(Aim of the task) Starting at the first line of the items below and ending at the line that contains "layer-duration-bar[interactable]: [1348, 1098, 1522, 1126]", please arrange those lines as a numbered list, including both the first and last lines and omitting any blank lines.

(Information provided)
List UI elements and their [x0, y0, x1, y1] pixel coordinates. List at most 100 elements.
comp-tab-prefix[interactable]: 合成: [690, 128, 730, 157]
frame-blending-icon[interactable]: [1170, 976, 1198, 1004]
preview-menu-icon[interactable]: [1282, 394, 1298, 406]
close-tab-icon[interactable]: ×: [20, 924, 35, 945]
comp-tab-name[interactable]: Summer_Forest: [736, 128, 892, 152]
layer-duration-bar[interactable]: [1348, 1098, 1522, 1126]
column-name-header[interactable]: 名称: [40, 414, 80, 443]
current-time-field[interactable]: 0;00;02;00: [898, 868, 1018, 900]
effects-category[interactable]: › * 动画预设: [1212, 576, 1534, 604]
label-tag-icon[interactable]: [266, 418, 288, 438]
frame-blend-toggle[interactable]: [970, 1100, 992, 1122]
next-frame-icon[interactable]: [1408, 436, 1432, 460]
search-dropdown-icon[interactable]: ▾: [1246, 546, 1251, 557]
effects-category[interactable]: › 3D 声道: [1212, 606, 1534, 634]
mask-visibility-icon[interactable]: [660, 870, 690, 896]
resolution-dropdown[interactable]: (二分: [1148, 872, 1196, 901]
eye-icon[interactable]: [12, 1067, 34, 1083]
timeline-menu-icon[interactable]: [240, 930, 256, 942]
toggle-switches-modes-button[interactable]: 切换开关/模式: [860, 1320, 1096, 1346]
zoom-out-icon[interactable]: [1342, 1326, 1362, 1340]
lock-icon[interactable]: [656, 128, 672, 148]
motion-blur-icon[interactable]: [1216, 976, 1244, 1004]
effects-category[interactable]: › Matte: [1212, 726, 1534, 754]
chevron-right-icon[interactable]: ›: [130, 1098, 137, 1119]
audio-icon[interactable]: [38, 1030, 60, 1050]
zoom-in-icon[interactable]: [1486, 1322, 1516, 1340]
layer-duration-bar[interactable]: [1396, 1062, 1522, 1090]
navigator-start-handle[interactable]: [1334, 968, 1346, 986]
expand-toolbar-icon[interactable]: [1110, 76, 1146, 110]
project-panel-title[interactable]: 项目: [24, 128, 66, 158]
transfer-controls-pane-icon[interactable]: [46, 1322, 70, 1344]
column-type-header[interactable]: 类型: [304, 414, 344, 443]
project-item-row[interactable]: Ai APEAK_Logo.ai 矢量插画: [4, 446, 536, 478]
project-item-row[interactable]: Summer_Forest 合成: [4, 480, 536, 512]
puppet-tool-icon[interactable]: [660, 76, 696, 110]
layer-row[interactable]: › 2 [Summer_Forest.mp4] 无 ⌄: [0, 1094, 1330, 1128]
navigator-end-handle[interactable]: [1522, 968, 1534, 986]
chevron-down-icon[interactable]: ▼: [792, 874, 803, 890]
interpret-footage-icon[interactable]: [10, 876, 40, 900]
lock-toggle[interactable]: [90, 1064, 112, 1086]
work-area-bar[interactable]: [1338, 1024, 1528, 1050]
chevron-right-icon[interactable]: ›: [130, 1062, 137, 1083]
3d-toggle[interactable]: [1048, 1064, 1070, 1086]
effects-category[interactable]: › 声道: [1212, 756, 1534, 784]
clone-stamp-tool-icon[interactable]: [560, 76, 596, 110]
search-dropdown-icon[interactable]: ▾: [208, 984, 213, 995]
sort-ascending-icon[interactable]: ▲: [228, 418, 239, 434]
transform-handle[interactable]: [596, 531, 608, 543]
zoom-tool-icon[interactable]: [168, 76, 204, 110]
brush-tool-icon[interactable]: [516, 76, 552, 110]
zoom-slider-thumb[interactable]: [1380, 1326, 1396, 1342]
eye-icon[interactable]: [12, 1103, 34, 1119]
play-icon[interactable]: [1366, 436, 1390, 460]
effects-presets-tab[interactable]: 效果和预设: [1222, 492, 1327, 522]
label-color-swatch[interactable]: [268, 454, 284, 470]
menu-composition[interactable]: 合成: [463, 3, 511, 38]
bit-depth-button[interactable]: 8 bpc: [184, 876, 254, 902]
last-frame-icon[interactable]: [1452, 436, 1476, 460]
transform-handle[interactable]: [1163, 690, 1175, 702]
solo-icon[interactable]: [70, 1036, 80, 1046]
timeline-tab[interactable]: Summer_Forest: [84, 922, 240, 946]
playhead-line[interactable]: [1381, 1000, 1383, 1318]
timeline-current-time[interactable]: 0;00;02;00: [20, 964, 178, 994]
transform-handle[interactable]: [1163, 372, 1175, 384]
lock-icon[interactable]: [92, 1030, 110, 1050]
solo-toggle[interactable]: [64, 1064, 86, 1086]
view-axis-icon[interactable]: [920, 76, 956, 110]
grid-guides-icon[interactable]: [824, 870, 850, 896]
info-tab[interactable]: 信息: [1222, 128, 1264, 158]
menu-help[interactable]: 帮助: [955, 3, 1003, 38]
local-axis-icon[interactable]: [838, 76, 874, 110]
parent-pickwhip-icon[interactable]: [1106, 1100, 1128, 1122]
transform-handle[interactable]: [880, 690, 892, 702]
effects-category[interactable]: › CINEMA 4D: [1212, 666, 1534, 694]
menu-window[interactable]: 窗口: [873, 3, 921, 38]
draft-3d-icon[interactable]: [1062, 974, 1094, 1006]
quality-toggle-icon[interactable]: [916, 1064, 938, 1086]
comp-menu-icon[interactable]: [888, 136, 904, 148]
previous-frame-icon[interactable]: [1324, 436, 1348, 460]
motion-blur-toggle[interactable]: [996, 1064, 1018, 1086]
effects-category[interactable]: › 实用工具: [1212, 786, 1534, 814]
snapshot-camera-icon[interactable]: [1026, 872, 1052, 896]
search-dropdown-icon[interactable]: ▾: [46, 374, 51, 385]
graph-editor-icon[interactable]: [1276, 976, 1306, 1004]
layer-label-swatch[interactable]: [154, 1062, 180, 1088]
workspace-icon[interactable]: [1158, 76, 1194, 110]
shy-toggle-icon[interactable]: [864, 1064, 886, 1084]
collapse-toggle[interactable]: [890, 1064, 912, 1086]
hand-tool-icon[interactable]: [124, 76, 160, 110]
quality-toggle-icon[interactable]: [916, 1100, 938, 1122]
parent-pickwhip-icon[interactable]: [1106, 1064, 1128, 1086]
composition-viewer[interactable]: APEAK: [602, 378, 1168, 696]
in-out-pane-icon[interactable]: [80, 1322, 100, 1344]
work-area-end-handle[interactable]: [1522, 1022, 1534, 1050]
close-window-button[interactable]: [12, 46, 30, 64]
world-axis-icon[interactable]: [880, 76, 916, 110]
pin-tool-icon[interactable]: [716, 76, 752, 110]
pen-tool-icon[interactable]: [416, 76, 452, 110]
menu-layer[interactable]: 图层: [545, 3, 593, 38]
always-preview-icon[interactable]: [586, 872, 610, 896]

(Result below)
1. List UI elements and their [x0, y0, x1, y1] pixel coordinates. List at most 100 elements.
2. comp-tab-prefix[interactable]: 合成: [690, 128, 730, 157]
3. frame-blending-icon[interactable]: [1170, 976, 1198, 1004]
4. preview-menu-icon[interactable]: [1282, 394, 1298, 406]
5. close-tab-icon[interactable]: ×: [20, 924, 35, 945]
6. comp-tab-name[interactable]: Summer_Forest: [736, 128, 892, 152]
7. layer-duration-bar[interactable]: [1348, 1098, 1522, 1126]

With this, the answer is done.